#### YOUR INSTRUCTIONS
Would you return all of this data exactly, leaving nothing out?

#### PROVIDED RECORDS
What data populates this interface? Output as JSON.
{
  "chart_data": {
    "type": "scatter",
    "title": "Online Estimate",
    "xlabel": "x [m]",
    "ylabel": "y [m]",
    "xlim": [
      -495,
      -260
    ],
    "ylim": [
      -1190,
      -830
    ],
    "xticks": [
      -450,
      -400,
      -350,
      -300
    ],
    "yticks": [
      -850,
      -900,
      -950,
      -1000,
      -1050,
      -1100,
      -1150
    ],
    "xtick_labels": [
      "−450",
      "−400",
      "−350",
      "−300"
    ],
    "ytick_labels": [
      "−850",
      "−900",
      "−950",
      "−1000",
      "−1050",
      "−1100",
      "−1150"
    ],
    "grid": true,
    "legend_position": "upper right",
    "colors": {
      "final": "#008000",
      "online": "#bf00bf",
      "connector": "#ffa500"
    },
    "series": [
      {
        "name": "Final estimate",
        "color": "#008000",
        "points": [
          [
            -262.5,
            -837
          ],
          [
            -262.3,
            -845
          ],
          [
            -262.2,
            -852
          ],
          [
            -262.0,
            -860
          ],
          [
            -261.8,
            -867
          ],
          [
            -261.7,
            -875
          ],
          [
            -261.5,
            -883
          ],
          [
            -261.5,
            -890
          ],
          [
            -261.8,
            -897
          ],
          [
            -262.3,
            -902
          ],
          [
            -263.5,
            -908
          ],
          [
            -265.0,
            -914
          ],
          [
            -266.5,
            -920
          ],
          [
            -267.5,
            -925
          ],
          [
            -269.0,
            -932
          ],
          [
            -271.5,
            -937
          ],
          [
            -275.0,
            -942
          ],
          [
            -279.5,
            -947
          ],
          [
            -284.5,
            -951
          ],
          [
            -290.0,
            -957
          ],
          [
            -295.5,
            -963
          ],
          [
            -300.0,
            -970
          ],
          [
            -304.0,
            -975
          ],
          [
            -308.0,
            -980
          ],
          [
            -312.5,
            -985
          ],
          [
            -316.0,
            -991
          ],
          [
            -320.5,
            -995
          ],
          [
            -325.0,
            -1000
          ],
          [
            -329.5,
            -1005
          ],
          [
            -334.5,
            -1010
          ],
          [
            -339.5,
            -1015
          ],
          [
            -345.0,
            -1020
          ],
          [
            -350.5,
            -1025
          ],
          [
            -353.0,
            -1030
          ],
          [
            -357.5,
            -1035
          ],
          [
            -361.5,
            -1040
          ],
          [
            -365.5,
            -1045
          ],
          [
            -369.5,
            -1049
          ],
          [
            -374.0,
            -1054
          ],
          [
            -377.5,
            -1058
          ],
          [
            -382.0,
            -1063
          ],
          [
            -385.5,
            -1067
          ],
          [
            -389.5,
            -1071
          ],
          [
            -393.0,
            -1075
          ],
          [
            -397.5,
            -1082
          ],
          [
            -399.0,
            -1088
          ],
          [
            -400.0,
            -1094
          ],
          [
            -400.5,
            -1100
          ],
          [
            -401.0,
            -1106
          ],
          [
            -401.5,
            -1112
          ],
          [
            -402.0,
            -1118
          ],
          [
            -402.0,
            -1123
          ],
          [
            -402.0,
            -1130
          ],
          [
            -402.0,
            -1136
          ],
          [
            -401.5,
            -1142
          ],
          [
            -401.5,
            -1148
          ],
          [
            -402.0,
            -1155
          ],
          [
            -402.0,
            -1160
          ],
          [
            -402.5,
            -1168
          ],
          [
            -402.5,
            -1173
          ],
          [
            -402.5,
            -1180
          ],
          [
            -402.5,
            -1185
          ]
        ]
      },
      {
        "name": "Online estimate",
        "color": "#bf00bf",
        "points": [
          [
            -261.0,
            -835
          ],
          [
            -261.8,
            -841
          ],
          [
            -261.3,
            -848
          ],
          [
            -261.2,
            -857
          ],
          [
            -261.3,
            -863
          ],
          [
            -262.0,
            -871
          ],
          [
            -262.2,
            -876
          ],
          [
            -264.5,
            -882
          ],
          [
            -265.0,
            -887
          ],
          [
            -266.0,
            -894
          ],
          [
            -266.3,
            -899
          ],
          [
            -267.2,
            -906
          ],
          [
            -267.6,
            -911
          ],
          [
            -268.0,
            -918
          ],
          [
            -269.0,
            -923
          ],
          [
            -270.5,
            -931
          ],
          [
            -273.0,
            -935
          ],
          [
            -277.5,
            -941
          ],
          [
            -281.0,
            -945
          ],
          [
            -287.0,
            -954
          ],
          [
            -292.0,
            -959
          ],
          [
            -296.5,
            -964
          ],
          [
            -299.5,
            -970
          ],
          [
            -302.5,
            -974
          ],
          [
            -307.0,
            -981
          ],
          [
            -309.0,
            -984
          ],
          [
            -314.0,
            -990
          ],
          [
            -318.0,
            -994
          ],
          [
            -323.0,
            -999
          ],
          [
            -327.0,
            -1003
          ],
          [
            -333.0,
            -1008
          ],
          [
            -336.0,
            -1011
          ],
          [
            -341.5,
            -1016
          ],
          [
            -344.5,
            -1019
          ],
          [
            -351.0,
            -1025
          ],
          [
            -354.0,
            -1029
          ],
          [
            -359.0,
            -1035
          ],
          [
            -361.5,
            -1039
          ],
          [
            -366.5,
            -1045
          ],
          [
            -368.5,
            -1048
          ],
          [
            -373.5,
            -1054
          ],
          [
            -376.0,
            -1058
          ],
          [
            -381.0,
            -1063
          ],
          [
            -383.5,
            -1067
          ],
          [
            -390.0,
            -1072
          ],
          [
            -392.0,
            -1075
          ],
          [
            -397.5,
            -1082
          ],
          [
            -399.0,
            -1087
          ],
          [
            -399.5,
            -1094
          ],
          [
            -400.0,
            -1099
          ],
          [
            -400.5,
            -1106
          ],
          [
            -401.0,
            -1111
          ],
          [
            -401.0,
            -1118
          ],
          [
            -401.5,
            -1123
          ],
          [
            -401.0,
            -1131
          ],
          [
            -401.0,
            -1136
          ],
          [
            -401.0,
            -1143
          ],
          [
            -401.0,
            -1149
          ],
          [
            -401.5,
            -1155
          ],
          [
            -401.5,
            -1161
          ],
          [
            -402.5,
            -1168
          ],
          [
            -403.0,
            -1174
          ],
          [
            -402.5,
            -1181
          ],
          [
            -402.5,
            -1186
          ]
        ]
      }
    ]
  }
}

#### TASK ANSWER
What data populates this interface? Output as JSON.
{
  "chart_data": {
    "type": "scatter",
    "title": "Online Estimate",
    "xlabel": "x [m]",
    "ylabel": "y [m]",
    "xlim": [
      -495,
      -260
    ],
    "ylim": [
      -1190,
      -830
    ],
    "xticks": [
      -450,
      -400,
      -350,
      -300
    ],
    "yticks": [
      -850,
      -900,
      -950,
      -1000,
      -1050,
      -1100,
      -1150
    ],
    "xtick_labels": [
      "−450",
      "−400",
      "−350",
      "−300"
    ],
    "ytick_labels": [
      "−850",
      "−900",
      "−950",
      "−1000",
      "−1050",
      "−1100",
      "−1150"
    ],
    "grid": true,
    "legend_position": "upper right",
    "colors": {
      "final": "#008000",
      "online": "#bf00bf",
      "connector": "#ffa500"
    },
    "series": [
      {
        "name": "Final estimate",
        "color": "#008000",
        "points": [
          [
            -262.5,
            -837
          ],
          [
            -262.3,
            -845
          ],
          [
            -262.2,
            -852
          ],
          [
            -262.0,
            -860
          ],
          [
            -261.8,
            -867
          ],
          [
            -261.7,
            -875
          ],
          [
            -261.5,
            -883
          ],
          [
            -261.5,
            -890
          ],
          [
            -261.8,
            -897
          ],
          [
            -262.3,
            -902
          ],
          [
            -263.5,
            -908
          ],
          [
            -265.0,
            -914
          ],
          [
            -266.5,
            -920
          ],
          [
            -267.5,
            -925
          ],
          [
            -269.0,
            -932
          ],
          [
            -271.5,
            -937
          ],
          [
            -275.0,
            -942
          ],
          [
            -279.5,
            -947
          ],
          [
            -284.5,
            -951
          ],
          [
            -290.0,
            -957
          ],
          [
            -295.5,
            -963
          ],
          [
            -300.0,
            -970
          ],
          [
            -304.0,
            -975
          ],
          [
            -308.0,
            -980
          ],
          [
            -312.5,
            -985
          ],
          [
            -316.0,
            -991
          ],
          [
            -320.5,
            -995
          ],
          [
            -325.0,
            -1000
          ],
          [
            -329.5,
            -1005
          ],
          [
            -334.5,
            -1010
          ],
          [
            -339.5,
            -1015
          ],
          [
            -345.0,
            -1020
          ],
          [
            -350.5,
            -1025
          ],
          [
            -353.0,
            -1030
          ],
          [
            -357.5,
            -1035
          ],
          [
            -361.5,
            -1040
          ],
          [
            -365.5,
            -1045
          ],
          [
            -369.5,
            -1049
          ],
          [
            -374.0,
            -1054
          ],
          [
            -377.5,
            -1058
          ],
          [
            -382.0,
            -1063
          ],
          [
            -385.5,
            -1067
          ],
          [
            -389.5,
            -1071
          ],
          [
            -393.0,
            -1075
          ],
          [
            -397.5,
            -1082
          ],
          [
            -399.0,
            -1088
          ],
          [
            -400.0,
            -1094
          ],
          [
            -400.5,
            -1100
          ],
          [
            -401.0,
            -1106
          ],
          [
            -401.5,
            -1112
          ],
          [
            -402.0,
            -1118
          ],
          [
            -402.0,
            -1123
          ],
          [
            -402.0,
            -1130
          ],
          [
            -402.0,
            -1136
          ],
          [
            -401.5,
            -1142
          ],
          [
            -401.5,
            -1148
          ],
          [
            -402.0,
            -1155
          ],
          [
            -402.0,
            -1160
          ],
          [
            -402.5,
            -1168
          ],
          [
            -402.5,
            -1173
          ],
          [
            -402.5,
            -1180
          ],
          [
            -402.5,
            -1185
          ]
        ]
      },
      {
        "name": "Online estimate",
        "color": "#bf00bf",
        "points": [
          [
            -261.0,
            -835
          ],
          [
            -261.8,
            -841
          ],
          [
            -261.3,
            -848
          ],
          [
            -261.2,
            -857
          ],
          [
            -261.3,
            -863
          ],
          [
            -262.0,
            -871
          ],
          [
            -262.2,
            -876
          ],
          [
            -264.5,
            -882
          ],
          [
            -265.0,
            -887
          ],
          [
            -266.0,
            -894
          ],
          [
            -266.3,
            -899
          ],
          [
            -267.2,
            -906
          ],
          [
            -267.6,
            -911
          ],
          [
            -268.0,
            -918
          ],
          [
            -269.0,
            -923
          ],
          [
            -270.5,
            -931
          ],
          [
            -273.0,
            -935
          ],
          [
            -277.5,
            -941
          ],
          [
            -281.0,
            -945
          ],
          [
            -287.0,
            -954
          ],
          [
            -292.0,
            -959
          ],
          [
            -296.5,
            -964
          ],
          [
            -299.5,
            -970
          ],
          [
            -302.5,
            -974
          ],
          [
            -307.0,
            -981
          ],
          [
            -309.0,
            -984
          ],
          [
            -314.0,
            -990
          ],
          [
            -318.0,
            -994
          ],
          [
            -323.0,
            -999
          ],
          [
            -327.0,
            -1003
          ],
          [
            -333.0,
            -1008
          ],
          [
            -336.0,
            -1011
          ],
          [
            -341.5,
            -1016
          ],
          [
            -344.5,
            -1019
          ],
          [
            -351.0,
            -1025
          ],
          [
            -354.0,
            -1029
          ],
          [
            -359.0,
            -1035
          ],
          [
            -361.5,
            -1039
          ],
          [
            -366.5,
            -1045
          ],
          [
            -368.5,
            -1048
          ],
          [
            -373.5,
            -1054
          ],
          [
            -376.0,
            -1058
          ],
          [
            -381.0,
            -1063
          ],
          [
            -383.5,
            -1067
          ],
          [
            -390.0,
            -1072
          ],
          [
            -392.0,
            -1075
          ],
          [
            -397.5,
            -1082
          ],
          [
            -399.0,
            -1087
          ],
          [
            -399.5,
            -1094
          ],
          [
            -400.0,
            -1099
          ],
          [
            -400.5,
            -1106
          ],
          [
            -401.0,
            -1111
          ],
          [
            -401.0,
            -1118
          ],
          [
            -401.5,
            -1123
          ],
          [
            -401.0,
            -1131
          ],
          [
            -401.0,
            -1136
          ],
          [
            -401.0,
            -1143
          ],
          [
            -401.0,
            -1149
          ],
          [
            -401.5,
            -1155
          ],
          [
            -401.5,
            -1161
          ],
          [
            -402.5,
            -1168
          ],
          [
            -403.0,
            -1174
          ],
          [
            -402.5,
            -1181
          ],
          [
            -402.5,
            -1186
          ]
        ]
      }
    ]
  }
}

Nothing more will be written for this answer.